**GIVEN TASK**
The entries below are to be transcribed in full, without their images.

[Rows from a figure dataset]
— Begin —

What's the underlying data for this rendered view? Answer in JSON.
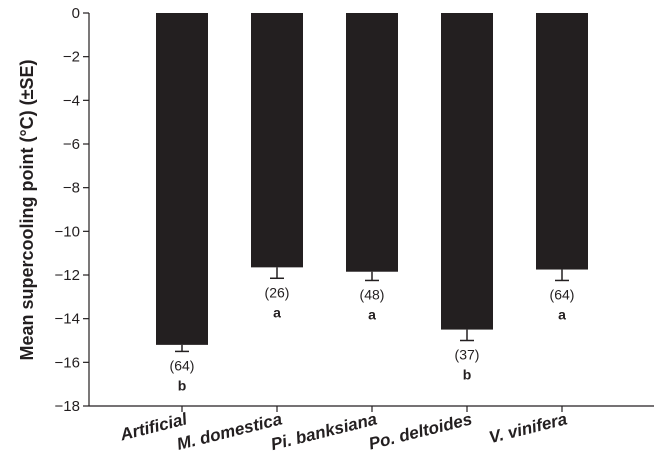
{
  "chart_data": {
    "type": "bar",
    "title": "",
    "xlabel": "",
    "ylabel": "Mean supercooling point (°C) (±SE)",
    "ylim": [
      -18,
      0
    ],
    "yticks": [
      0,
      -2,
      -4,
      -6,
      -8,
      -10,
      -12,
      -14,
      -16,
      -18
    ],
    "ytick_labels": [
      "0",
      "−2",
      "−4",
      "−6",
      "−8",
      "−10",
      "−12",
      "−14",
      "−16",
      "−18"
    ],
    "categories": [
      "Artificial",
      "M. domestica",
      "Pi. banksiana",
      "Po. deltoides",
      "V. vinifera"
    ],
    "values": [
      -15.2,
      -11.65,
      -11.85,
      -14.5,
      -11.75
    ],
    "errors": [
      0.3,
      0.5,
      0.4,
      0.5,
      0.5
    ],
    "n_labels": [
      "(64)",
      "(26)",
      "(48)",
      "(37)",
      "(64)"
    ],
    "significance": [
      "b",
      "a",
      "a",
      "b",
      "a"
    ],
    "grid": false,
    "bar_color": "#231f20"
  }
}
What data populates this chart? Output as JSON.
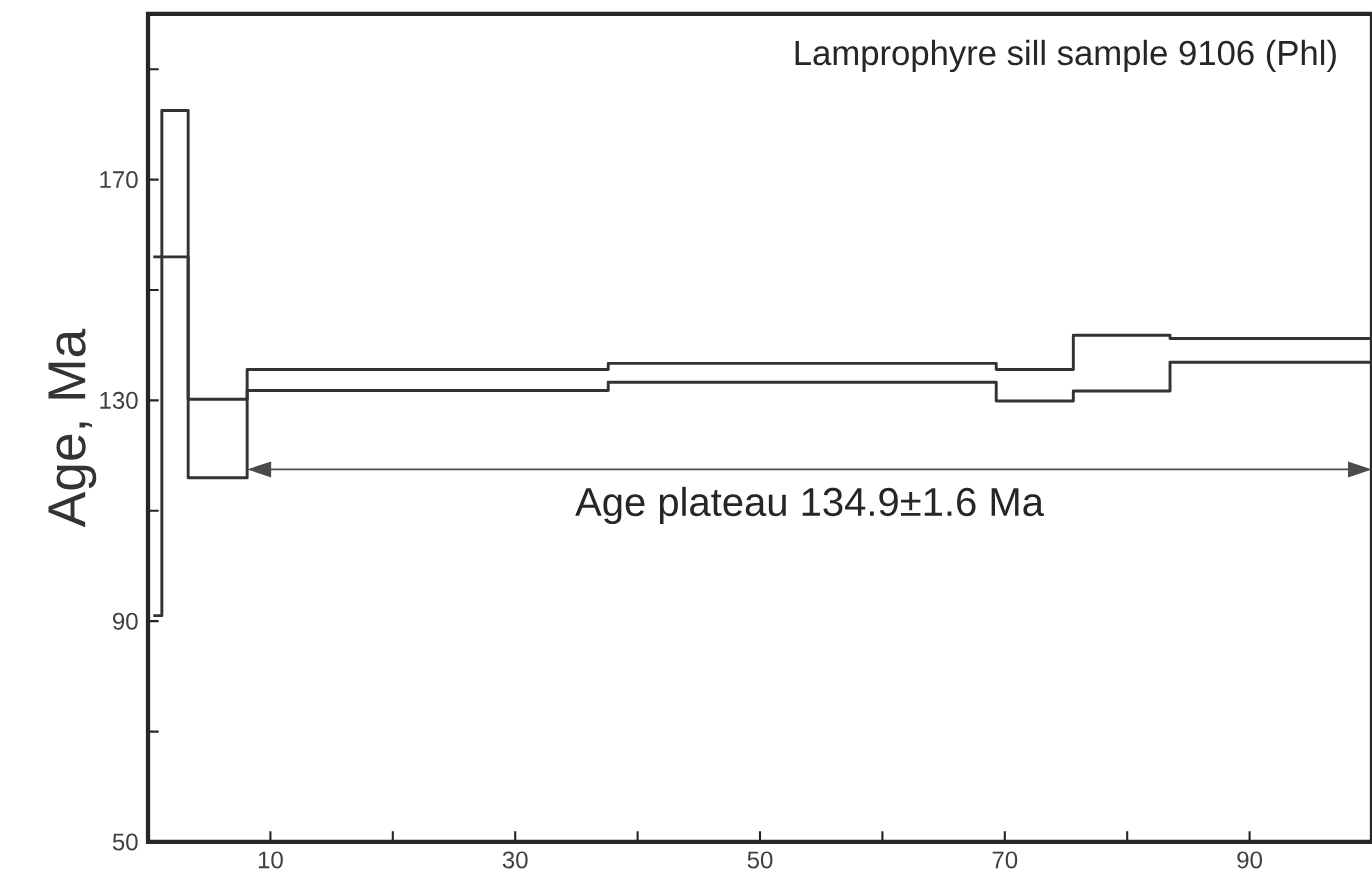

— End —

**THE SOLUTION**
What's the underlying data for this rendered view? Answer in JSON.
{
  "chart_data": {
    "type": "bar",
    "title": "",
    "xlabel": "",
    "ylabel": "Mean supercooling point (°C) (±SE)",
    "ylim": [
      -18,
      0
    ],
    "yticks": [
      0,
      -2,
      -4,
      -6,
      -8,
      -10,
      -12,
      -14,
      -16,
      -18
    ],
    "ytick_labels": [
      "0",
      "−2",
      "−4",
      "−6",
      "−8",
      "−10",
      "−12",
      "−14",
      "−16",
      "−18"
    ],
    "categories": [
      "Artificial",
      "M. domestica",
      "Pi. banksiana",
      "Po. deltoides",
      "V. vinifera"
    ],
    "values": [
      -15.2,
      -11.65,
      -11.85,
      -14.5,
      -11.75
    ],
    "errors": [
      0.3,
      0.5,
      0.4,
      0.5,
      0.5
    ],
    "n_labels": [
      "(64)",
      "(26)",
      "(48)",
      "(37)",
      "(64)"
    ],
    "significance": [
      "b",
      "a",
      "a",
      "b",
      "a"
    ],
    "grid": false,
    "bar_color": "#231f20"
  }
}
What data populates this chart? Output as JSON.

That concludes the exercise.